→ **Data lines**:
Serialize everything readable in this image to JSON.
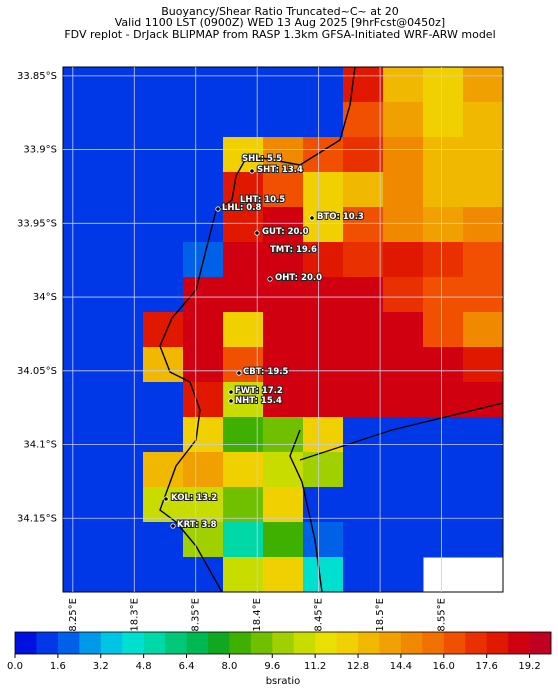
{
  "chart_data": {
    "type": "heatmap",
    "title": [
      "Buoyancy/Shear Ratio Truncated~C~    at 20",
      "Valid 1100 LST (0900Z) WED 13 Aug 2025 [9hrFcst@0450z]",
      "FDV replot - DrJack BLIPMAP from RASP 1.3km GFSA-Initiated WRF-ARW model"
    ],
    "xlim": [
      18.242,
      18.6
    ],
    "ylim": [
      -33.844,
      -34.2
    ],
    "xticks": [
      {
        "value": 18.25,
        "label": "18.25°E"
      },
      {
        "value": 18.3,
        "label": "18.3°E"
      },
      {
        "value": 18.35,
        "label": "18.35°E"
      },
      {
        "value": 18.4,
        "label": "18.4°E"
      },
      {
        "value": 18.45,
        "label": "18.45°E"
      },
      {
        "value": 18.5,
        "label": "18.5°E"
      },
      {
        "value": 18.55,
        "label": "18.55°E"
      }
    ],
    "yticks": [
      {
        "value": -33.85,
        "label": "33.85°S"
      },
      {
        "value": -33.9,
        "label": "33.9°S"
      },
      {
        "value": -33.95,
        "label": "33.95°S"
      },
      {
        "value": -34.0,
        "label": "34°S"
      },
      {
        "value": -34.05,
        "label": "34.05°S"
      },
      {
        "value": -34.1,
        "label": "34.1°S"
      },
      {
        "value": -34.15,
        "label": "34.15°S"
      }
    ],
    "grid": true,
    "values": [
      [
        1,
        1,
        1,
        1,
        1,
        1,
        1,
        18,
        13,
        12,
        14
      ],
      [
        1,
        1,
        1,
        1,
        1,
        1,
        1,
        16,
        14,
        12,
        13
      ],
      [
        1,
        1,
        1,
        1,
        12,
        15,
        16,
        17,
        15,
        13,
        13
      ],
      [
        1,
        1,
        1,
        1,
        18,
        16,
        12,
        13,
        15,
        13,
        13
      ],
      [
        1,
        1,
        1,
        1,
        18,
        19,
        12,
        16,
        15,
        14,
        15
      ],
      [
        1,
        1,
        1,
        2,
        19,
        19,
        18,
        17,
        18,
        17,
        16
      ],
      [
        1,
        1,
        1,
        19,
        19,
        19,
        19,
        19,
        17,
        16,
        16
      ],
      [
        1,
        1,
        18,
        19,
        12,
        19,
        19,
        19,
        19,
        16,
        15
      ],
      [
        1,
        1,
        13,
        19,
        16,
        19,
        19,
        19,
        19,
        19,
        18
      ],
      [
        1,
        1,
        1,
        18,
        11,
        19,
        19,
        19,
        19,
        19,
        19
      ],
      [
        1,
        1,
        1,
        12,
        8,
        9,
        12,
        1,
        1,
        1,
        1
      ],
      [
        1,
        1,
        13,
        14,
        12,
        11,
        10,
        1,
        1,
        1,
        1
      ],
      [
        1,
        1,
        11,
        11,
        9,
        12,
        1,
        1,
        1,
        1,
        1
      ],
      [
        1,
        1,
        1,
        10,
        5,
        8,
        2,
        1,
        1,
        1,
        1
      ],
      [
        1,
        1,
        1,
        1,
        11,
        12,
        4,
        1,
        1,
        null,
        null
      ]
    ],
    "colorbar": {
      "label": "bsratio",
      "clim": [
        0,
        20
      ],
      "ticks": [
        {
          "value": 0,
          "label": "0.0"
        },
        1.6,
        3.2,
        4.8,
        6.4,
        {
          "value": 8,
          "label": "8.0"
        },
        9.6,
        11.2,
        12.8,
        14.4,
        {
          "value": 16,
          "label": "16.0"
        },
        17.6,
        19.2
      ],
      "colors": [
        "#0010e0",
        "#0038e8",
        "#0060e8",
        "#0098e8",
        "#00c4e4",
        "#00e0d0",
        "#00d8a8",
        "#00c878",
        "#00b850",
        "#10a820",
        "#40b000",
        "#70c000",
        "#a0d000",
        "#c8dc00",
        "#e8e000",
        "#f0d000",
        "#f0b800",
        "#f0a000",
        "#f08800",
        "#f07000",
        "#f05000",
        "#e83000",
        "#e01800",
        "#d00010",
        "#c00020"
      ]
    },
    "stations": [
      "SHL: 5.5",
      "SHT: 13.4",
      "LHT: 10.5",
      "LHL: 0.8",
      "BTO: 10.3",
      "GUT: 20.0",
      "TMT: 19.6",
      "OHT: 20.0",
      "CBT: 19.5",
      "FWT: 17.2",
      "NHT: 15.4",
      "KOL: 13.2",
      "KRT: 3.8"
    ]
  }
}
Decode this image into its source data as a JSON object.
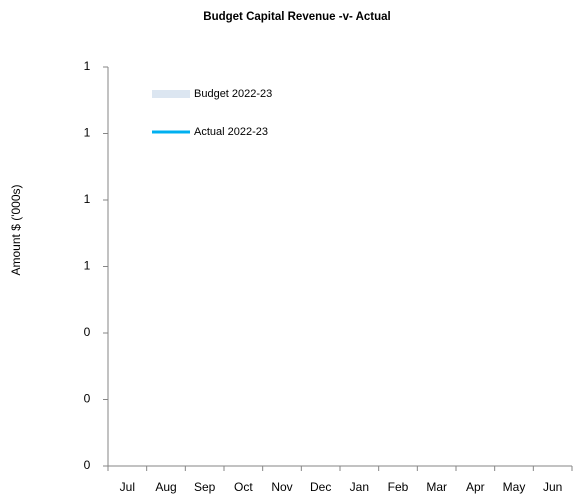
{
  "chart_data": {
    "type": "bar_line",
    "title": "Budget Capital Revenue -v- Actual",
    "y_label": "Amount $ ('000s)",
    "categories": [
      "Jul",
      "Aug",
      "Sep",
      "Oct",
      "Nov",
      "Dec",
      "Jan",
      "Feb",
      "Mar",
      "Apr",
      "May",
      "Jun"
    ],
    "series": [
      {
        "name": "Budget 2022-23",
        "kind": "bar",
        "color": "#dce6f1",
        "values": [
          null,
          null,
          null,
          null,
          null,
          null,
          null,
          null,
          null,
          null,
          null,
          null
        ]
      },
      {
        "name": "Actual 2022-23",
        "kind": "line",
        "color": "#00b0f0",
        "values": [
          null,
          null,
          null,
          null,
          null,
          null,
          null,
          null,
          null,
          null,
          null,
          null
        ]
      }
    ],
    "ylim": [
      0,
      1.2
    ],
    "yticks": [
      0,
      {
        "value": 0.2,
        "label": "0"
      },
      {
        "value": 0.4,
        "label": "0"
      },
      {
        "value": 0.6,
        "label": "1"
      },
      {
        "value": 0.8,
        "label": "1"
      },
      {
        "value": 1.0,
        "label": "1"
      },
      {
        "value": 1.2,
        "label": "1"
      }
    ],
    "grid": false,
    "legend": "top-left"
  }
}
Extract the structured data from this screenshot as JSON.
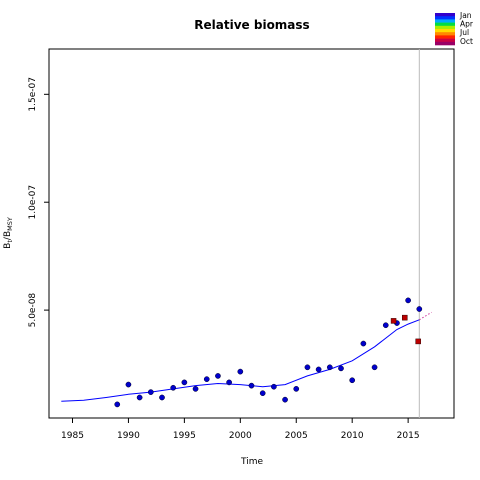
{
  "chart_data": {
    "type": "scatter",
    "title": "Relative biomass",
    "xlabel": "Time",
    "ylabel_main": "B",
    "ylabel_sub1": "t",
    "ylabel_sep": "/B",
    "ylabel_sub2": "MSY",
    "xlim": [
      1982.9,
      2019.1
    ],
    "ylim": [
      0,
      1.71e-07
    ],
    "x_ticks": [
      1985,
      1990,
      1995,
      2000,
      2005,
      2010,
      2015
    ],
    "x_tick_labels": [
      "1985",
      "1990",
      "1995",
      "2000",
      "2005",
      "2010",
      "2015"
    ],
    "y_ticks": [
      5e-08,
      1e-07,
      1.5e-07
    ],
    "y_tick_labels": [
      "5.0e-08",
      "1.0e-07",
      "1.5e-07"
    ],
    "vline_x": 2016,
    "legend": {
      "labels": [
        "Jan",
        "Apr",
        "Jul",
        "Oct"
      ],
      "colors": [
        "#3300cc",
        "#0033ff",
        "#00aaff",
        "#00dd44",
        "#aaee00",
        "#ffdd00",
        "#ff8800",
        "#ff2200",
        "#cc0044",
        "#990066"
      ]
    },
    "series": [
      {
        "role": "observed",
        "marker": "circle",
        "color": "#0000cc",
        "x": [
          1989,
          1990,
          1991,
          1992,
          1993,
          1994,
          1995,
          1996,
          1997,
          1998,
          1999,
          2000,
          2001,
          2002,
          2003,
          2004,
          2005,
          2006,
          2007,
          2008,
          2009,
          2010,
          2011,
          2012,
          2013,
          2014,
          2015,
          2016
        ],
        "y": [
          6.3e-09,
          1.55e-08,
          9.5e-09,
          1.2e-08,
          9.5e-09,
          1.4e-08,
          1.65e-08,
          1.35e-08,
          1.8e-08,
          1.95e-08,
          1.65e-08,
          2.15e-08,
          1.5e-08,
          1.15e-08,
          1.45e-08,
          8.5e-09,
          1.35e-08,
          2.35e-08,
          2.25e-08,
          2.35e-08,
          2.3e-08,
          1.75e-08,
          3.45e-08,
          2.35e-08,
          4.3e-08,
          4.4e-08,
          5.45e-08,
          5.05e-08
        ]
      },
      {
        "role": "fitted",
        "marker": "line",
        "color": "#0000ff",
        "x": [
          1984,
          1986,
          1988,
          1990,
          1992,
          1994,
          1996,
          1998,
          2000,
          2002,
          2004,
          2006,
          2008,
          2010,
          2012,
          2014,
          2015,
          2016
        ],
        "y": [
          7.8e-09,
          8.2e-09,
          9.5e-09,
          1.1e-08,
          1.2e-08,
          1.35e-08,
          1.5e-08,
          1.6e-08,
          1.55e-08,
          1.45e-08,
          1.55e-08,
          1.95e-08,
          2.25e-08,
          2.65e-08,
          3.3e-08,
          4.1e-08,
          4.35e-08,
          4.55e-08
        ]
      },
      {
        "role": "prediction",
        "marker": "dotted-line",
        "color": "#cc3399",
        "x": [
          2016,
          2017.1
        ],
        "y": [
          4.55e-08,
          4.9e-08
        ]
      },
      {
        "role": "one-step-ahead",
        "marker": "square",
        "color": "#bb0000",
        "x": [
          2013.7,
          2014.7,
          2015.9
        ],
        "y": [
          4.5e-08,
          4.65e-08,
          3.55e-08
        ]
      }
    ]
  }
}
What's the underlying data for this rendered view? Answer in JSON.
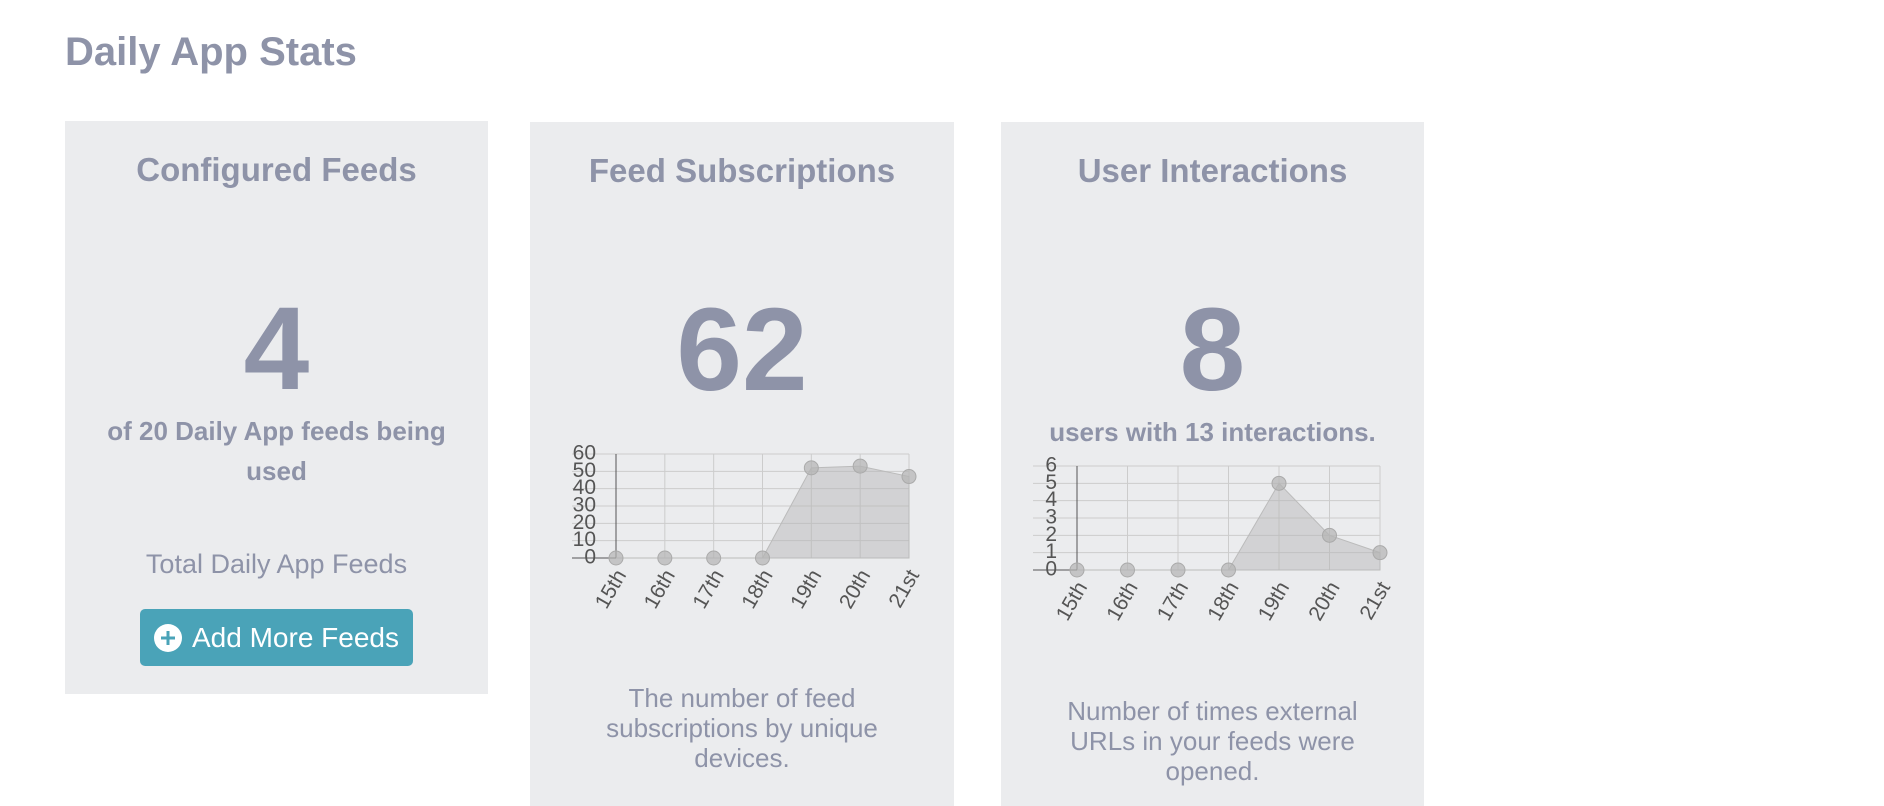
{
  "header": {
    "title": "Daily App Stats"
  },
  "cards": [
    {
      "title": "Configured Feeds",
      "value": "4",
      "subtitle": "of 20 Daily App feeds being used",
      "note": "Total Daily App Feeds",
      "button": "Add More Feeds"
    },
    {
      "title": "Feed Subscriptions",
      "value": "62",
      "caption": "The number of feed subscriptions by unique devices."
    },
    {
      "title": "User Interactions",
      "value": "8",
      "subtitle": "users with 13 interactions.",
      "caption": "Number of times external URLs in your feeds were opened."
    }
  ],
  "chart_data": [
    {
      "type": "area",
      "categories": [
        "15th",
        "16th",
        "17th",
        "18th",
        "19th",
        "20th",
        "21st"
      ],
      "values": [
        0,
        0,
        0,
        0,
        52,
        53,
        47
      ],
      "ylim": [
        0,
        60
      ],
      "yticks": [
        0,
        10,
        20,
        30,
        40,
        50,
        60
      ],
      "grid": true,
      "color": "#b4b4b4"
    },
    {
      "type": "area",
      "categories": [
        "15th",
        "16th",
        "17th",
        "18th",
        "19th",
        "20th",
        "21st"
      ],
      "values": [
        0,
        0,
        0,
        0,
        5,
        2,
        1
      ],
      "ylim": [
        0,
        6
      ],
      "yticks": [
        0,
        1,
        2,
        3,
        4,
        5,
        6
      ],
      "grid": true,
      "color": "#b4b4b4"
    }
  ]
}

→ **Exercise directions**:
Set down the line containing "What's the underlying", then every later line through the end of the material, exactly as written; omit any picture.

→ **Solution to the exercise**:
What's the underlying data for this rendered view? Answer in JSON.
{
  "header": {
    "title": "Daily App Stats"
  },
  "cards": [
    {
      "title": "Configured Feeds",
      "value": "4",
      "subtitle": "of 20 Daily App feeds being used",
      "note": "Total Daily App Feeds",
      "button": "Add More Feeds"
    },
    {
      "title": "Feed Subscriptions",
      "value": "62",
      "caption": "The number of feed subscriptions by unique devices."
    },
    {
      "title": "User Interactions",
      "value": "8",
      "subtitle": "users with 13 interactions.",
      "caption": "Number of times external URLs in your feeds were opened."
    }
  ],
  "chart_data": [
    {
      "type": "area",
      "categories": [
        "15th",
        "16th",
        "17th",
        "18th",
        "19th",
        "20th",
        "21st"
      ],
      "values": [
        0,
        0,
        0,
        0,
        52,
        53,
        47
      ],
      "ylim": [
        0,
        60
      ],
      "yticks": [
        0,
        10,
        20,
        30,
        40,
        50,
        60
      ],
      "grid": true,
      "color": "#b4b4b4"
    },
    {
      "type": "area",
      "categories": [
        "15th",
        "16th",
        "17th",
        "18th",
        "19th",
        "20th",
        "21st"
      ],
      "values": [
        0,
        0,
        0,
        0,
        5,
        2,
        1
      ],
      "ylim": [
        0,
        6
      ],
      "yticks": [
        0,
        1,
        2,
        3,
        4,
        5,
        6
      ],
      "grid": true,
      "color": "#b4b4b4"
    }
  ]
}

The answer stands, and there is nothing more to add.